**SOURCE MATERIAL**
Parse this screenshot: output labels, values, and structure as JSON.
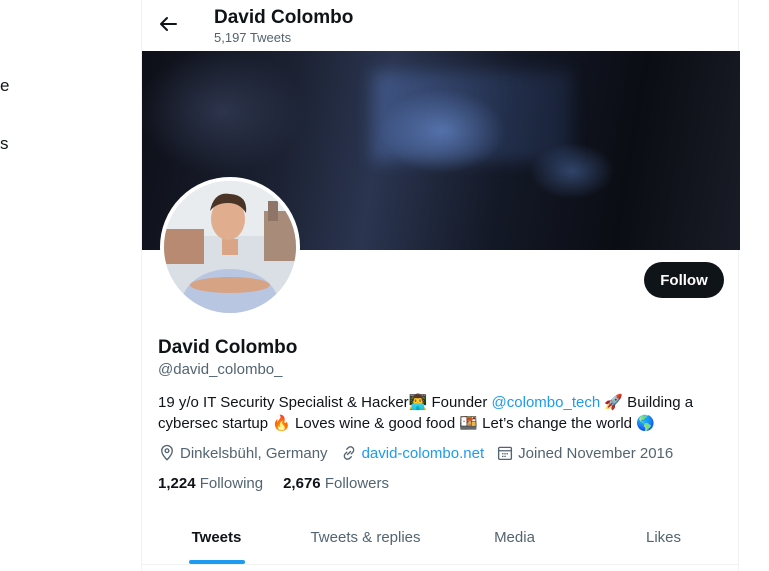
{
  "left_nav": {
    "fragments": [
      "e",
      "s"
    ]
  },
  "header": {
    "name": "David Colombo",
    "tweet_count": "5,197 Tweets"
  },
  "profile": {
    "name": "David Colombo",
    "handle": "@david_colombo_",
    "follow_label": "Follow",
    "bio": {
      "part1": "19 y/o IT Security Specialist & Hacker👨‍💻 Founder ",
      "mention": "@colombo_tech",
      "part2": " 🚀 Building a cybersec startup 🔥 Loves wine & good food 🍱 Let’s change the world 🌎"
    },
    "location": "Dinkelsbühl, Germany",
    "website": "david-colombo.net",
    "joined": "Joined November 2016",
    "following_count": "1,224",
    "following_label": "Following",
    "followers_count": "2,676",
    "followers_label": "Followers"
  },
  "tabs": [
    {
      "label": "Tweets",
      "active": true
    },
    {
      "label": "Tweets & replies",
      "active": false
    },
    {
      "label": "Media",
      "active": false
    },
    {
      "label": "Likes",
      "active": false
    }
  ],
  "colors": {
    "accent": "#1d9bf0",
    "text": "#0f1419",
    "muted": "#536471",
    "button_bg": "#0f1419"
  },
  "icons": [
    "back-arrow-icon",
    "location-icon",
    "link-icon",
    "calendar-icon"
  ]
}
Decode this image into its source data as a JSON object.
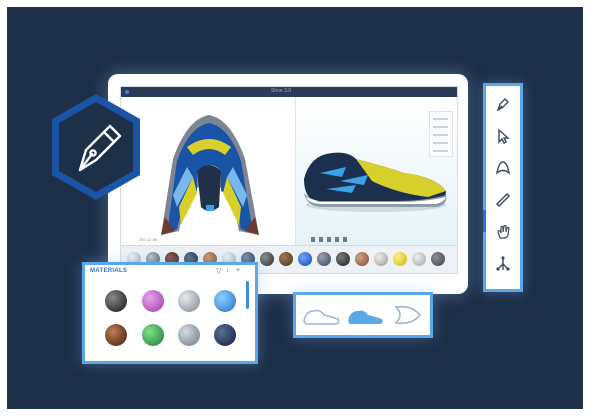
{
  "window": {
    "title": "Shoe 3.0"
  },
  "status": {
    "coords": "267 12 36"
  },
  "materials": {
    "header": "MATERIALS"
  },
  "toolbar": {
    "tools": [
      "pen-tool-icon",
      "select-arrow-icon",
      "shape-icon",
      "ruler-icon",
      "hand-pan-icon",
      "node-tree-icon"
    ]
  },
  "views": {
    "items": [
      "side-view-shoe-icon",
      "profile-view-shoe-icon",
      "top-view-shoe-icon"
    ]
  },
  "colors": {
    "background": "#1e2f48",
    "accent": "#2b72c9",
    "highlight_yellow": "#d7cf2b",
    "shoe_blue": "#1a54a6"
  }
}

**REQUIRED TASK**
Of the lines in the records, determine how many contain the word "Tweets", and report that number alone.

**CORRECT ANSWER**
3